What needs to be done -
Output the entries verbatim, including every line.

Data to use -

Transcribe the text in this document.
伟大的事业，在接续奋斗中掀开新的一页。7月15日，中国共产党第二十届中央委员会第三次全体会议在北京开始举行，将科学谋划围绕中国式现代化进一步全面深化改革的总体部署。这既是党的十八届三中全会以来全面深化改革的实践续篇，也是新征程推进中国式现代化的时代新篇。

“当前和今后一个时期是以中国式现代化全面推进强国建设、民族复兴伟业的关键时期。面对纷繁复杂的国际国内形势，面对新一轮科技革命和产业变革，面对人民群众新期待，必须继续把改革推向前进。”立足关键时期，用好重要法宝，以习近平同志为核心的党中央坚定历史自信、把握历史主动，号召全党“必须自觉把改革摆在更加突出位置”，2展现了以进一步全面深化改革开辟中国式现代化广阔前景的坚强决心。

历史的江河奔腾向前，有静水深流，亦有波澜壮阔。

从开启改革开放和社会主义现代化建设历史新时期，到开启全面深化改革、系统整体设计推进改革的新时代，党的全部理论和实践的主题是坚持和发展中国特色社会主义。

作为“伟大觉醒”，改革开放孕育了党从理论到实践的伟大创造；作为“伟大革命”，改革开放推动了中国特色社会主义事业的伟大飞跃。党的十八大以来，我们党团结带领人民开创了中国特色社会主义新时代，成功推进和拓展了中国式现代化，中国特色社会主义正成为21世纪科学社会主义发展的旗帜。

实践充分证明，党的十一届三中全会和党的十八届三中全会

Exercise response -
Transcribe the text in this document.
伟大的事业，在接续奋斗中掀开新的一页。7月15日，中国共产党第二十届中央委员会第三次全体会议在北京开始举行，将科学谋划围绕中国式现代化进一步全面深化改革的总体部署。这既是党的十八届三中全会以来全面深化改革的实践续篇，也是新征程推进中国式现代化的时代新篇。

“当前和今后一个时期是以中国式现代化全面推进强国建设、民族复兴伟业的关键时期。面对纷繁复杂的国际国内形势，面对新一轮科技革命和产业变革，面对人民群众新期待，必须继续把改革推向前进。”立足关键时期，用好重要法宝，以习近平同志为核心的党中央坚定历史自信、把握历史主动，号召全党“必须自觉把改革摆在更加突出位置”，2展现了以进一步全面深化改革开辟中国式现代化广阔前景的坚强决心。

历史的江河奔腾向前，有静水深流，亦有波澜壮阔。

从开启改革开放和社会主义现代化建设历史新时期，到开启全面深化改革、系统整体设计推进改革的新时代，党的全部理论和实践的主题是坚持和发展中国特色社会主义。

作为“伟大觉醒”，改革开放孕育了党从理论到实践的伟大创造；作为“伟大革命”，改革开放推动了中国特色社会主义事业的伟大飞跃。党的十八大以来，我们党团结带领人民开创了中国特色社会主义新时代，成功推进和拓展了中国式现代化，中国特色社会主义正成为21世纪科学社会主义发展的旗帜。

实践充分证明，党的十一届三中全会和党的十八届三中全会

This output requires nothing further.